**STATED TASK**.
The records that follow must be repeated verbatim, every one of them.

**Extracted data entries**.
<<<<
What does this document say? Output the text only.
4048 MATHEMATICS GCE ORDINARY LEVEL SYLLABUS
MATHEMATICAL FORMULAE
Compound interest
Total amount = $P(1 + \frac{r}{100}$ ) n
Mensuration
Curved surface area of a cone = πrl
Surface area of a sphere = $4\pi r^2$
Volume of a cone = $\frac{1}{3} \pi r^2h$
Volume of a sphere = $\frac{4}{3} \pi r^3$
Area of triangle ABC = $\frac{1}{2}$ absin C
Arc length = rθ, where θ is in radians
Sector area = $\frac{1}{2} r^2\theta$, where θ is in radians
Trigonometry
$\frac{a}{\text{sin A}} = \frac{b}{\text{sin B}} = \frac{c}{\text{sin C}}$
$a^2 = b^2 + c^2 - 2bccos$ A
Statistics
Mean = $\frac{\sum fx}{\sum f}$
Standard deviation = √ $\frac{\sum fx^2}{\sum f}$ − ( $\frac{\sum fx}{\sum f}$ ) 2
>>>>
**SOLVED EXERCISE**.
What does this document say? Output the text only.
4048 MATHEMATICS GCE ORDINARY LEVEL SYLLABUS
MATHEMATICAL FORMULAE
Compound interest
Total amount = $P(1 + \frac{r}{100}$ ) n
Mensuration
Curved surface area of a cone = πrl
Surface area of a sphere = $4\pi r^2$
Volume of a cone = $\frac{1}{3} \pi r^2h$
Volume of a sphere = $\frac{4}{3} \pi r^3$
Area of triangle ABC = $\frac{1}{2}$ absin C
Arc length = rθ, where θ is in radians
Sector area = $\frac{1}{2} r^2\theta$, where θ is in radians
Trigonometry
$\frac{a}{\text{sin A}} = \frac{b}{\text{sin B}} = \frac{c}{\text{sin C}}$
$a^2 = b^2 + c^2 - 2bccos$ A
Statistics
Mean = $\frac{\sum fx}{\sum f}$
Standard deviation = √ $\frac{\sum fx^2}{\sum f}$ − ( $\frac{\sum fx}{\sum f}$ ) 2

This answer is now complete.